▶ Objective:
Copy out the data exactly, leaving the pictures behind.

★ ★ ★ ★ ★ ★ ★

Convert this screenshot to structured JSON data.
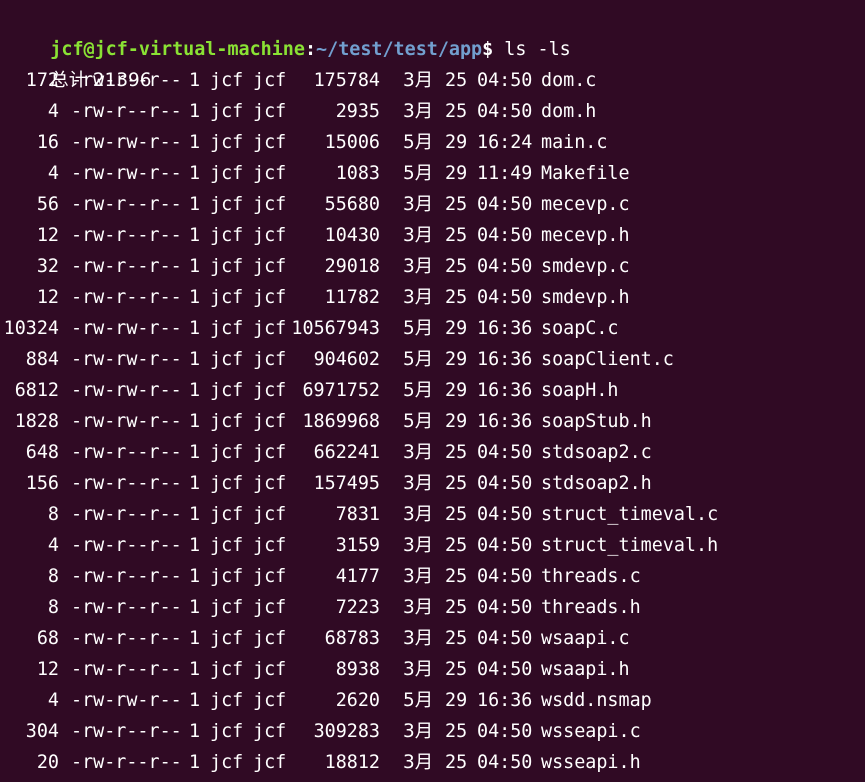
{
  "prompt": {
    "user_host": "jcf@jcf-virtual-machine",
    "separator": ":",
    "path": "~/test/test/app",
    "symbol": "$",
    "command": " ls -ls"
  },
  "total_line": "总计 21396",
  "files": [
    {
      "blocks": "172",
      "perms": "-rw-r--r--",
      "links": "1",
      "user": "jcf",
      "group": "jcf",
      "size": "175784",
      "month": "3月",
      "day": "25",
      "time": "04:50",
      "name": "dom.c"
    },
    {
      "blocks": "4",
      "perms": "-rw-r--r--",
      "links": "1",
      "user": "jcf",
      "group": "jcf",
      "size": "2935",
      "month": "3月",
      "day": "25",
      "time": "04:50",
      "name": "dom.h"
    },
    {
      "blocks": "16",
      "perms": "-rw-rw-r--",
      "links": "1",
      "user": "jcf",
      "group": "jcf",
      "size": "15006",
      "month": "5月",
      "day": "29",
      "time": "16:24",
      "name": "main.c"
    },
    {
      "blocks": "4",
      "perms": "-rw-rw-r--",
      "links": "1",
      "user": "jcf",
      "group": "jcf",
      "size": "1083",
      "month": "5月",
      "day": "29",
      "time": "11:49",
      "name": "Makefile"
    },
    {
      "blocks": "56",
      "perms": "-rw-r--r--",
      "links": "1",
      "user": "jcf",
      "group": "jcf",
      "size": "55680",
      "month": "3月",
      "day": "25",
      "time": "04:50",
      "name": "mecevp.c"
    },
    {
      "blocks": "12",
      "perms": "-rw-r--r--",
      "links": "1",
      "user": "jcf",
      "group": "jcf",
      "size": "10430",
      "month": "3月",
      "day": "25",
      "time": "04:50",
      "name": "mecevp.h"
    },
    {
      "blocks": "32",
      "perms": "-rw-r--r--",
      "links": "1",
      "user": "jcf",
      "group": "jcf",
      "size": "29018",
      "month": "3月",
      "day": "25",
      "time": "04:50",
      "name": "smdevp.c"
    },
    {
      "blocks": "12",
      "perms": "-rw-r--r--",
      "links": "1",
      "user": "jcf",
      "group": "jcf",
      "size": "11782",
      "month": "3月",
      "day": "25",
      "time": "04:50",
      "name": "smdevp.h"
    },
    {
      "blocks": "10324",
      "perms": "-rw-rw-r--",
      "links": "1",
      "user": "jcf",
      "group": "jcf",
      "size": "10567943",
      "month": "5月",
      "day": "29",
      "time": "16:36",
      "name": "soapC.c"
    },
    {
      "blocks": "884",
      "perms": "-rw-rw-r--",
      "links": "1",
      "user": "jcf",
      "group": "jcf",
      "size": "904602",
      "month": "5月",
      "day": "29",
      "time": "16:36",
      "name": "soapClient.c"
    },
    {
      "blocks": "6812",
      "perms": "-rw-rw-r--",
      "links": "1",
      "user": "jcf",
      "group": "jcf",
      "size": "6971752",
      "month": "5月",
      "day": "29",
      "time": "16:36",
      "name": "soapH.h"
    },
    {
      "blocks": "1828",
      "perms": "-rw-rw-r--",
      "links": "1",
      "user": "jcf",
      "group": "jcf",
      "size": "1869968",
      "month": "5月",
      "day": "29",
      "time": "16:36",
      "name": "soapStub.h"
    },
    {
      "blocks": "648",
      "perms": "-rw-r--r--",
      "links": "1",
      "user": "jcf",
      "group": "jcf",
      "size": "662241",
      "month": "3月",
      "day": "25",
      "time": "04:50",
      "name": "stdsoap2.c"
    },
    {
      "blocks": "156",
      "perms": "-rw-r--r--",
      "links": "1",
      "user": "jcf",
      "group": "jcf",
      "size": "157495",
      "month": "3月",
      "day": "25",
      "time": "04:50",
      "name": "stdsoap2.h"
    },
    {
      "blocks": "8",
      "perms": "-rw-r--r--",
      "links": "1",
      "user": "jcf",
      "group": "jcf",
      "size": "7831",
      "month": "3月",
      "day": "25",
      "time": "04:50",
      "name": "struct_timeval.c"
    },
    {
      "blocks": "4",
      "perms": "-rw-r--r--",
      "links": "1",
      "user": "jcf",
      "group": "jcf",
      "size": "3159",
      "month": "3月",
      "day": "25",
      "time": "04:50",
      "name": "struct_timeval.h"
    },
    {
      "blocks": "8",
      "perms": "-rw-r--r--",
      "links": "1",
      "user": "jcf",
      "group": "jcf",
      "size": "4177",
      "month": "3月",
      "day": "25",
      "time": "04:50",
      "name": "threads.c"
    },
    {
      "blocks": "8",
      "perms": "-rw-r--r--",
      "links": "1",
      "user": "jcf",
      "group": "jcf",
      "size": "7223",
      "month": "3月",
      "day": "25",
      "time": "04:50",
      "name": "threads.h"
    },
    {
      "blocks": "68",
      "perms": "-rw-r--r--",
      "links": "1",
      "user": "jcf",
      "group": "jcf",
      "size": "68783",
      "month": "3月",
      "day": "25",
      "time": "04:50",
      "name": "wsaapi.c"
    },
    {
      "blocks": "12",
      "perms": "-rw-r--r--",
      "links": "1",
      "user": "jcf",
      "group": "jcf",
      "size": "8938",
      "month": "3月",
      "day": "25",
      "time": "04:50",
      "name": "wsaapi.h"
    },
    {
      "blocks": "4",
      "perms": "-rw-rw-r--",
      "links": "1",
      "user": "jcf",
      "group": "jcf",
      "size": "2620",
      "month": "5月",
      "day": "29",
      "time": "16:36",
      "name": "wsdd.nsmap"
    },
    {
      "blocks": "304",
      "perms": "-rw-r--r--",
      "links": "1",
      "user": "jcf",
      "group": "jcf",
      "size": "309283",
      "month": "3月",
      "day": "25",
      "time": "04:50",
      "name": "wsseapi.c"
    },
    {
      "blocks": "20",
      "perms": "-rw-r--r--",
      "links": "1",
      "user": "jcf",
      "group": "jcf",
      "size": "18812",
      "month": "3月",
      "day": "25",
      "time": "04:50",
      "name": "wsseapi.h"
    }
  ],
  "colors": {
    "background": "#300a24",
    "user_host": "#8ae234",
    "path": "#729fcf",
    "text": "#ffffff"
  }
}
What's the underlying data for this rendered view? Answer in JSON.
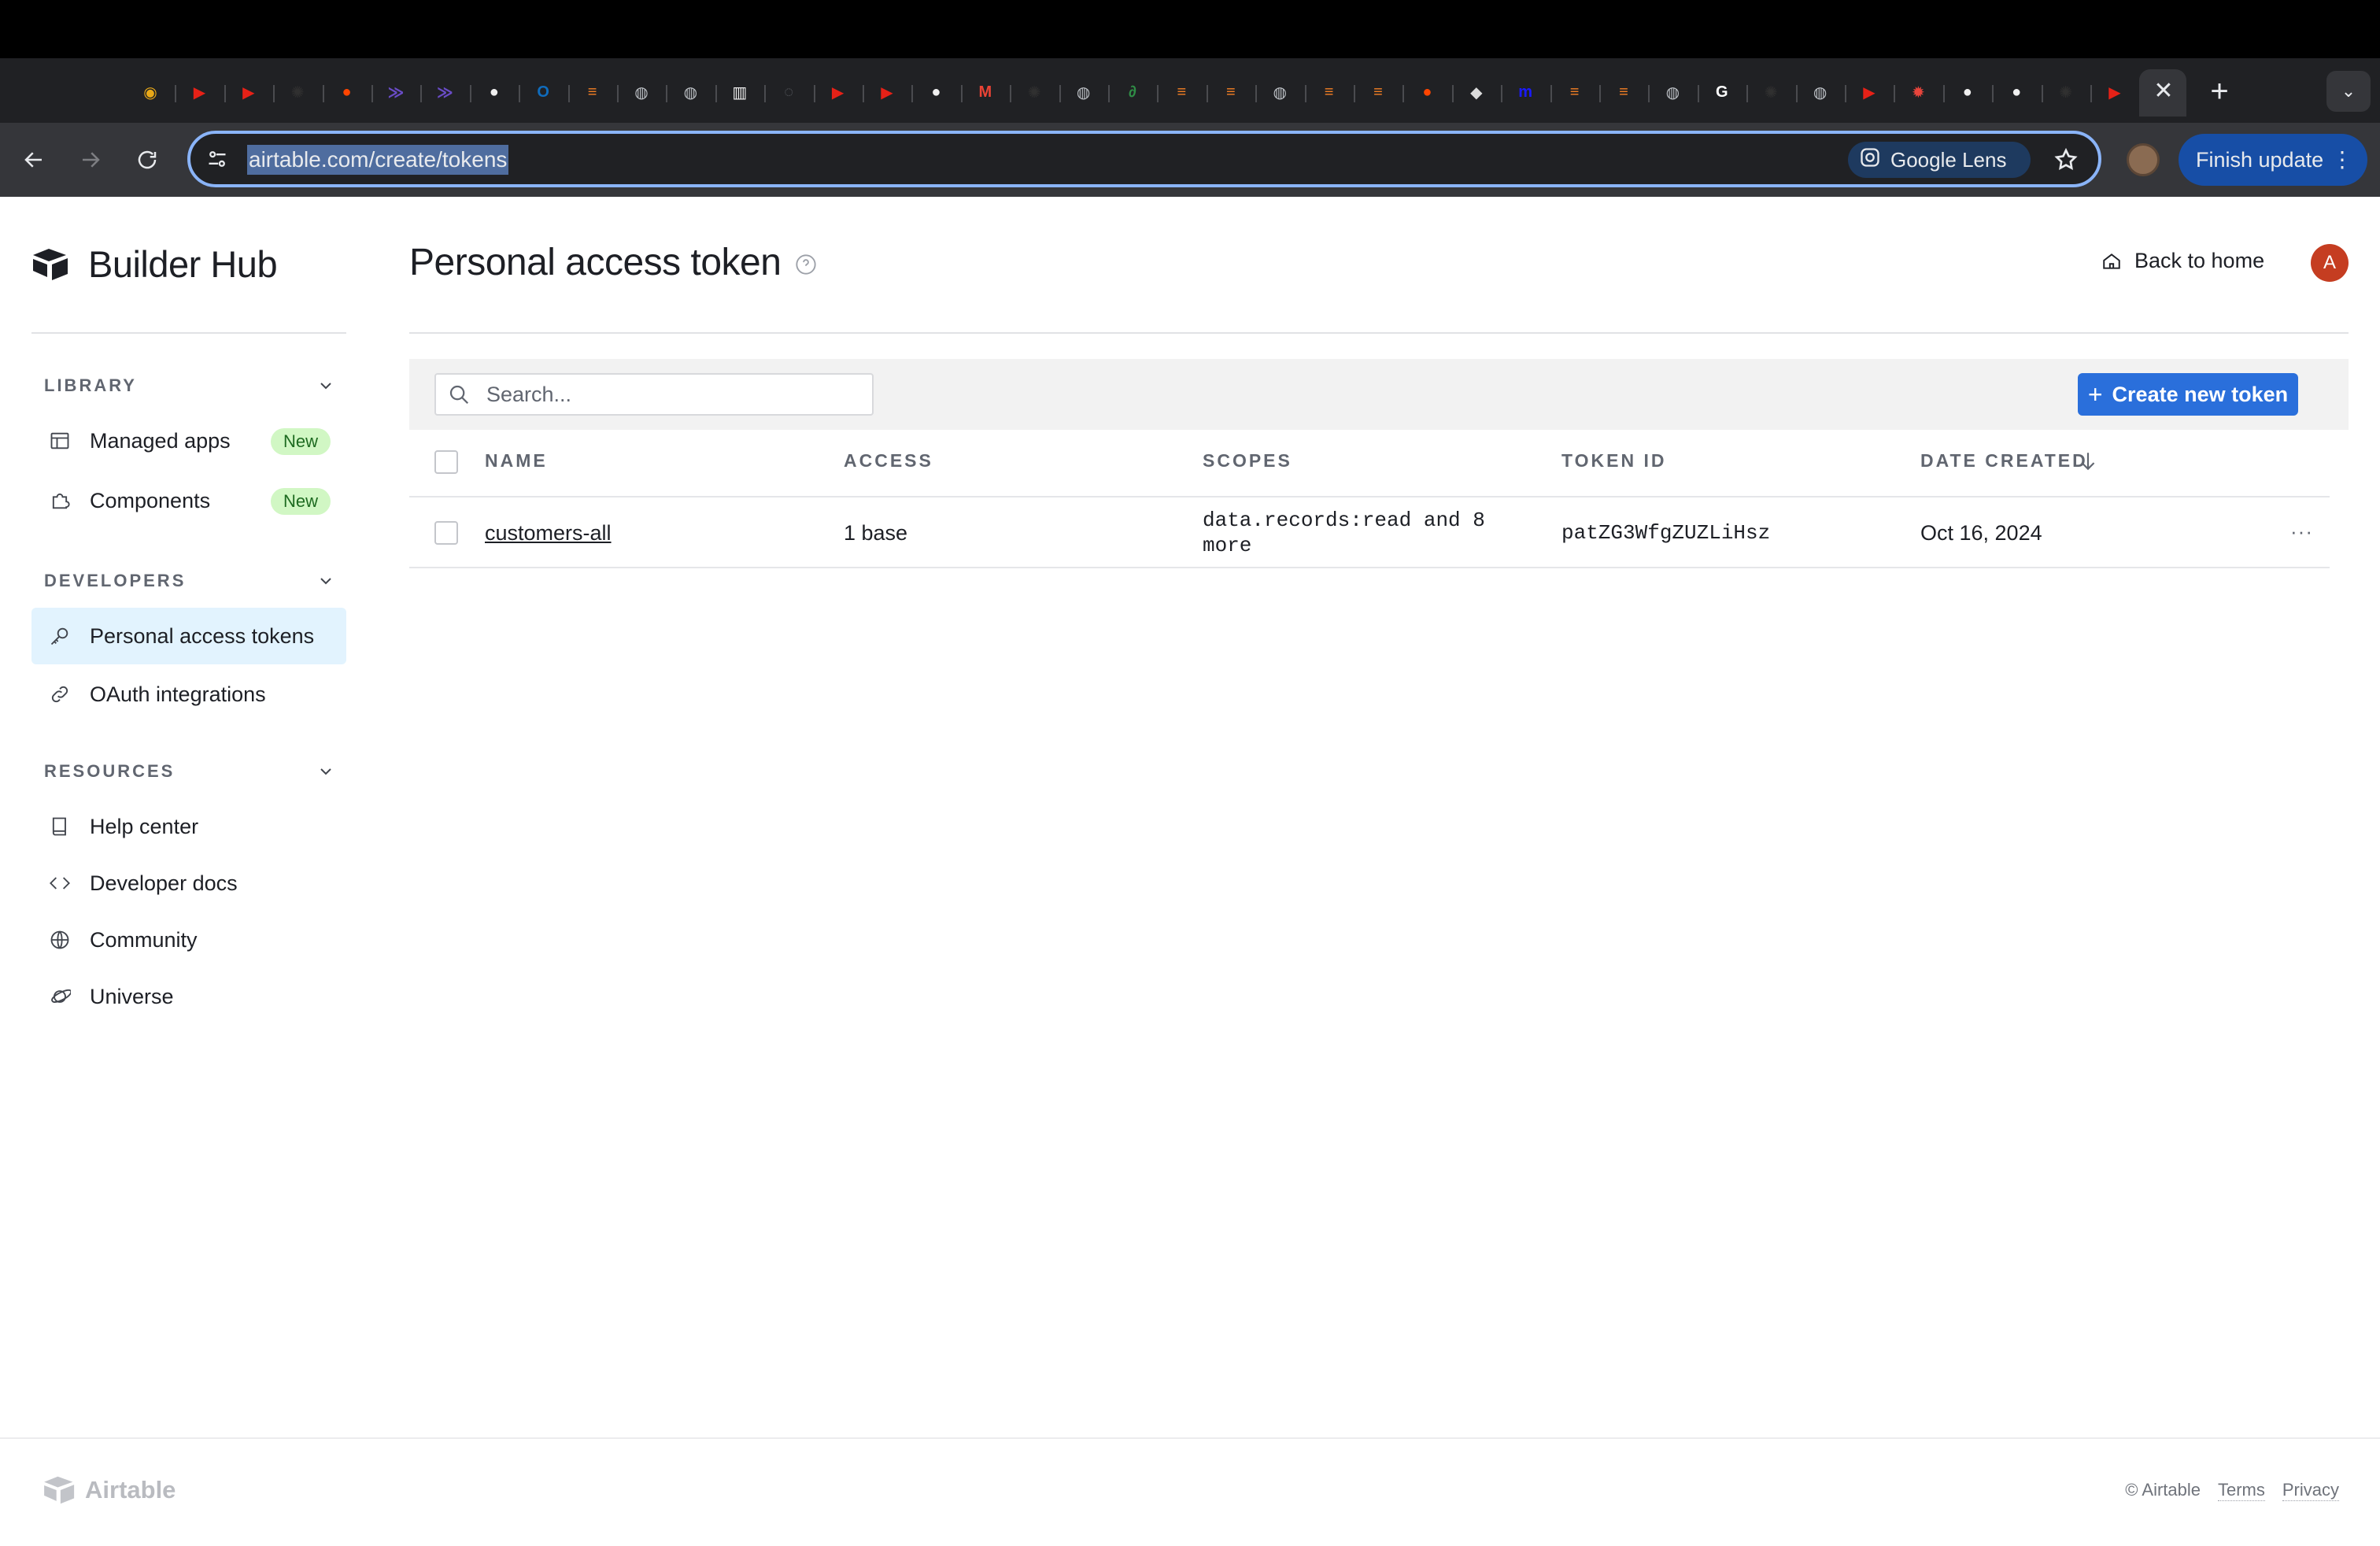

★ ★ ★ ★ ★ ★ ★

▶ Written reply:
Convert this screenshot to structured JSON data.
{
  "prompt": {
    "user_host": "jcf@jcf-virtual-machine",
    "separator": ":",
    "path": "~/test/test/app",
    "symbol": "$",
    "command": " ls -ls"
  },
  "total_line": "总计 21396",
  "files": [
    {
      "blocks": "172",
      "perms": "-rw-r--r--",
      "links": "1",
      "user": "jcf",
      "group": "jcf",
      "size": "175784",
      "month": "3月",
      "day": "25",
      "time": "04:50",
      "name": "dom.c"
    },
    {
      "blocks": "4",
      "perms": "-rw-r--r--",
      "links": "1",
      "user": "jcf",
      "group": "jcf",
      "size": "2935",
      "month": "3月",
      "day": "25",
      "time": "04:50",
      "name": "dom.h"
    },
    {
      "blocks": "16",
      "perms": "-rw-rw-r--",
      "links": "1",
      "user": "jcf",
      "group": "jcf",
      "size": "15006",
      "month": "5月",
      "day": "29",
      "time": "16:24",
      "name": "main.c"
    },
    {
      "blocks": "4",
      "perms": "-rw-rw-r--",
      "links": "1",
      "user": "jcf",
      "group": "jcf",
      "size": "1083",
      "month": "5月",
      "day": "29",
      "time": "11:49",
      "name": "Makefile"
    },
    {
      "blocks": "56",
      "perms": "-rw-r--r--",
      "links": "1",
      "user": "jcf",
      "group": "jcf",
      "size": "55680",
      "month": "3月",
      "day": "25",
      "time": "04:50",
      "name": "mecevp.c"
    },
    {
      "blocks": "12",
      "perms": "-rw-r--r--",
      "links": "1",
      "user": "jcf",
      "group": "jcf",
      "size": "10430",
      "month": "3月",
      "day": "25",
      "time": "04:50",
      "name": "mecevp.h"
    },
    {
      "blocks": "32",
      "perms": "-rw-r--r--",
      "links": "1",
      "user": "jcf",
      "group": "jcf",
      "size": "29018",
      "month": "3月",
      "day": "25",
      "time": "04:50",
      "name": "smdevp.c"
    },
    {
      "blocks": "12",
      "perms": "-rw-r--r--",
      "links": "1",
      "user": "jcf",
      "group": "jcf",
      "size": "11782",
      "month": "3月",
      "day": "25",
      "time": "04:50",
      "name": "smdevp.h"
    },
    {
      "blocks": "10324",
      "perms": "-rw-rw-r--",
      "links": "1",
      "user": "jcf",
      "group": "jcf",
      "size": "10567943",
      "month": "5月",
      "day": "29",
      "time": "16:36",
      "name": "soapC.c"
    },
    {
      "blocks": "884",
      "perms": "-rw-rw-r--",
      "links": "1",
      "user": "jcf",
      "group": "jcf",
      "size": "904602",
      "month": "5月",
      "day": "29",
      "time": "16:36",
      "name": "soapClient.c"
    },
    {
      "blocks": "6812",
      "perms": "-rw-rw-r--",
      "links": "1",
      "user": "jcf",
      "group": "jcf",
      "size": "6971752",
      "month": "5月",
      "day": "29",
      "time": "16:36",
      "name": "soapH.h"
    },
    {
      "blocks": "1828",
      "perms": "-rw-rw-r--",
      "links": "1",
      "user": "jcf",
      "group": "jcf",
      "size": "1869968",
      "month": "5月",
      "day": "29",
      "time": "16:36",
      "name": "soapStub.h"
    },
    {
      "blocks": "648",
      "perms": "-rw-r--r--",
      "links": "1",
      "user": "jcf",
      "group": "jcf",
      "size": "662241",
      "month": "3月",
      "day": "25",
      "time": "04:50",
      "name": "stdsoap2.c"
    },
    {
      "blocks": "156",
      "perms": "-rw-r--r--",
      "links": "1",
      "user": "jcf",
      "group": "jcf",
      "size": "157495",
      "month": "3月",
      "day": "25",
      "time": "04:50",
      "name": "stdsoap2.h"
    },
    {
      "blocks": "8",
      "perms": "-rw-r--r--",
      "links": "1",
      "user": "jcf",
      "group": "jcf",
      "size": "7831",
      "month": "3月",
      "day": "25",
      "time": "04:50",
      "name": "struct_timeval.c"
    },
    {
      "blocks": "4",
      "perms": "-rw-r--r--",
      "links": "1",
      "user": "jcf",
      "group": "jcf",
      "size": "3159",
      "month": "3月",
      "day": "25",
      "time": "04:50",
      "name": "struct_timeval.h"
    },
    {
      "blocks": "8",
      "perms": "-rw-r--r--",
      "links": "1",
      "user": "jcf",
      "group": "jcf",
      "size": "4177",
      "month": "3月",
      "day": "25",
      "time": "04:50",
      "name": "threads.c"
    },
    {
      "blocks": "8",
      "perms": "-rw-r--r--",
      "links": "1",
      "user": "jcf",
      "group": "jcf",
      "size": "7223",
      "month": "3月",
      "day": "25",
      "time": "04:50",
      "name": "threads.h"
    },
    {
      "blocks": "68",
      "perms": "-rw-r--r--",
      "links": "1",
      "user": "jcf",
      "group": "jcf",
      "size": "68783",
      "month": "3月",
      "day": "25",
      "time": "04:50",
      "name": "wsaapi.c"
    },
    {
      "blocks": "12",
      "perms": "-rw-r--r--",
      "links": "1",
      "user": "jcf",
      "group": "jcf",
      "size": "8938",
      "month": "3月",
      "day": "25",
      "time": "04:50",
      "name": "wsaapi.h"
    },
    {
      "blocks": "4",
      "perms": "-rw-rw-r--",
      "links": "1",
      "user": "jcf",
      "group": "jcf",
      "size": "2620",
      "month": "5月",
      "day": "29",
      "time": "16:36",
      "name": "wsdd.nsmap"
    },
    {
      "blocks": "304",
      "perms": "-rw-r--r--",
      "links": "1",
      "user": "jcf",
      "group": "jcf",
      "size": "309283",
      "month": "3月",
      "day": "25",
      "time": "04:50",
      "name": "wsseapi.c"
    },
    {
      "blocks": "20",
      "perms": "-rw-r--r--",
      "links": "1",
      "user": "jcf",
      "group": "jcf",
      "size": "18812",
      "month": "3月",
      "day": "25",
      "time": "04:50",
      "name": "wsseapi.h"
    }
  ],
  "colors": {
    "background": "#300a24",
    "user_host": "#8ae234",
    "path": "#729fcf",
    "text": "#ffffff"
  }
}
What's the underlying data for this rendered view? Answer in JSON.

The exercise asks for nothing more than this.